YOUR OBJECTIVE
Each record must be reproduced exactly as it is shown.

INFORMATION SHOWN

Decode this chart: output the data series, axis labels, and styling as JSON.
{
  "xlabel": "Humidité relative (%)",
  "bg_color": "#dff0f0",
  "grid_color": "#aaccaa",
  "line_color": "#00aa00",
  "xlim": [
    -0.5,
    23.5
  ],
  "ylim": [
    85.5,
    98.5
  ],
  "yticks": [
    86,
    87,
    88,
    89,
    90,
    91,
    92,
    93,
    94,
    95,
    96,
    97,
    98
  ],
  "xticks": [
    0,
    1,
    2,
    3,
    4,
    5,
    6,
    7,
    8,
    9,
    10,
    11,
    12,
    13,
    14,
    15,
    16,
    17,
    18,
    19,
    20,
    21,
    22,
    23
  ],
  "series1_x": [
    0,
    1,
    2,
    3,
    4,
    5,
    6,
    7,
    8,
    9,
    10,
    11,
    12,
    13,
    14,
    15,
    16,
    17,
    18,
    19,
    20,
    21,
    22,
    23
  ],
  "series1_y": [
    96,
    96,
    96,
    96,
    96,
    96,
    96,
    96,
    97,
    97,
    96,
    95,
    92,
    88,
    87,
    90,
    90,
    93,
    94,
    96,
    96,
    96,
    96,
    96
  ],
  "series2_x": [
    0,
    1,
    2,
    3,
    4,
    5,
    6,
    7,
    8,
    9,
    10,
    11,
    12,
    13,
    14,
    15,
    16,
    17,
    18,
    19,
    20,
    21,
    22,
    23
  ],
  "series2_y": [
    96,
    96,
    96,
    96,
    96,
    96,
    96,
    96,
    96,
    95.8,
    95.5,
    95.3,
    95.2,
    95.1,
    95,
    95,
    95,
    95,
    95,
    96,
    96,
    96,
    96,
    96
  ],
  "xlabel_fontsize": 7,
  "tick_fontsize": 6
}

RESULT OF THIS EXERCISE
Decode this chart: output the data series, axis labels, and styling as JSON.
{
  "xlabel": "Humidité relative (%)",
  "bg_color": "#dff0f0",
  "grid_color": "#aaccaa",
  "line_color": "#00aa00",
  "xlim": [
    -0.5,
    23.5
  ],
  "ylim": [
    85.5,
    98.5
  ],
  "yticks": [
    86,
    87,
    88,
    89,
    90,
    91,
    92,
    93,
    94,
    95,
    96,
    97,
    98
  ],
  "xticks": [
    0,
    1,
    2,
    3,
    4,
    5,
    6,
    7,
    8,
    9,
    10,
    11,
    12,
    13,
    14,
    15,
    16,
    17,
    18,
    19,
    20,
    21,
    22,
    23
  ],
  "series1_x": [
    0,
    1,
    2,
    3,
    4,
    5,
    6,
    7,
    8,
    9,
    10,
    11,
    12,
    13,
    14,
    15,
    16,
    17,
    18,
    19,
    20,
    21,
    22,
    23
  ],
  "series1_y": [
    96,
    96,
    96,
    96,
    96,
    96,
    96,
    96,
    97,
    97,
    96,
    95,
    92,
    88,
    87,
    90,
    90,
    93,
    94,
    96,
    96,
    96,
    96,
    96
  ],
  "series2_x": [
    0,
    1,
    2,
    3,
    4,
    5,
    6,
    7,
    8,
    9,
    10,
    11,
    12,
    13,
    14,
    15,
    16,
    17,
    18,
    19,
    20,
    21,
    22,
    23
  ],
  "series2_y": [
    96,
    96,
    96,
    96,
    96,
    96,
    96,
    96,
    96,
    95.8,
    95.5,
    95.3,
    95.2,
    95.1,
    95,
    95,
    95,
    95,
    95,
    96,
    96,
    96,
    96,
    96
  ],
  "xlabel_fontsize": 7,
  "tick_fontsize": 6
}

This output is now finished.